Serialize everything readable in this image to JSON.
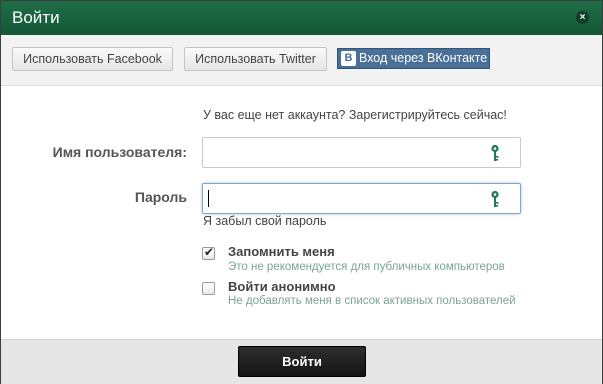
{
  "dialog": {
    "title": "Войти",
    "close_icon": "close-icon"
  },
  "social": {
    "facebook_label": "Использовать Facebook",
    "twitter_label": "Использовать Twitter",
    "vk_label": "Вход через ВКонтакте",
    "vk_logo": "B",
    "vk_color": "#4a7098"
  },
  "form": {
    "signup_prompt": "У вас еще нет аккаунта? Зарегистрируйтесь сейчас!",
    "username_label": "Имя пользователя:",
    "username_value": "",
    "password_label": "Пароль",
    "password_value": "",
    "field_icon": "key-icon",
    "forgot_link": "Я забыл свой пароль",
    "remember": {
      "title": "Запомнить меня",
      "subtitle": "Это не рекомендуется для публичных компьютеров",
      "checked": true
    },
    "anonymous": {
      "title": "Войти анонимно",
      "subtitle": "Не добавлять меня в список активных пользователей",
      "checked": false
    }
  },
  "footer": {
    "login_label": "Войти"
  },
  "colors": {
    "titlebar": "#1a6440",
    "key_icon": "#1f7a55",
    "hint_text": "#7ba39a"
  }
}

====

Copy each line in full and exactly, omitting any picture.

### Solution for this task
Serialize everything readable in this image to JSON.
{
  "dialog": {
    "title": "Войти",
    "close_icon": "close-icon"
  },
  "social": {
    "facebook_label": "Использовать Facebook",
    "twitter_label": "Использовать Twitter",
    "vk_label": "Вход через ВКонтакте",
    "vk_logo": "B",
    "vk_color": "#4a7098"
  },
  "form": {
    "signup_prompt": "У вас еще нет аккаунта? Зарегистрируйтесь сейчас!",
    "username_label": "Имя пользователя:",
    "username_value": "",
    "password_label": "Пароль",
    "password_value": "",
    "field_icon": "key-icon",
    "forgot_link": "Я забыл свой пароль",
    "remember": {
      "title": "Запомнить меня",
      "subtitle": "Это не рекомендуется для публичных компьютеров",
      "checked": true
    },
    "anonymous": {
      "title": "Войти анонимно",
      "subtitle": "Не добавлять меня в список активных пользователей",
      "checked": false
    }
  },
  "footer": {
    "login_label": "Войти"
  },
  "colors": {
    "titlebar": "#1a6440",
    "key_icon": "#1f7a55",
    "hint_text": "#7ba39a"
  }
}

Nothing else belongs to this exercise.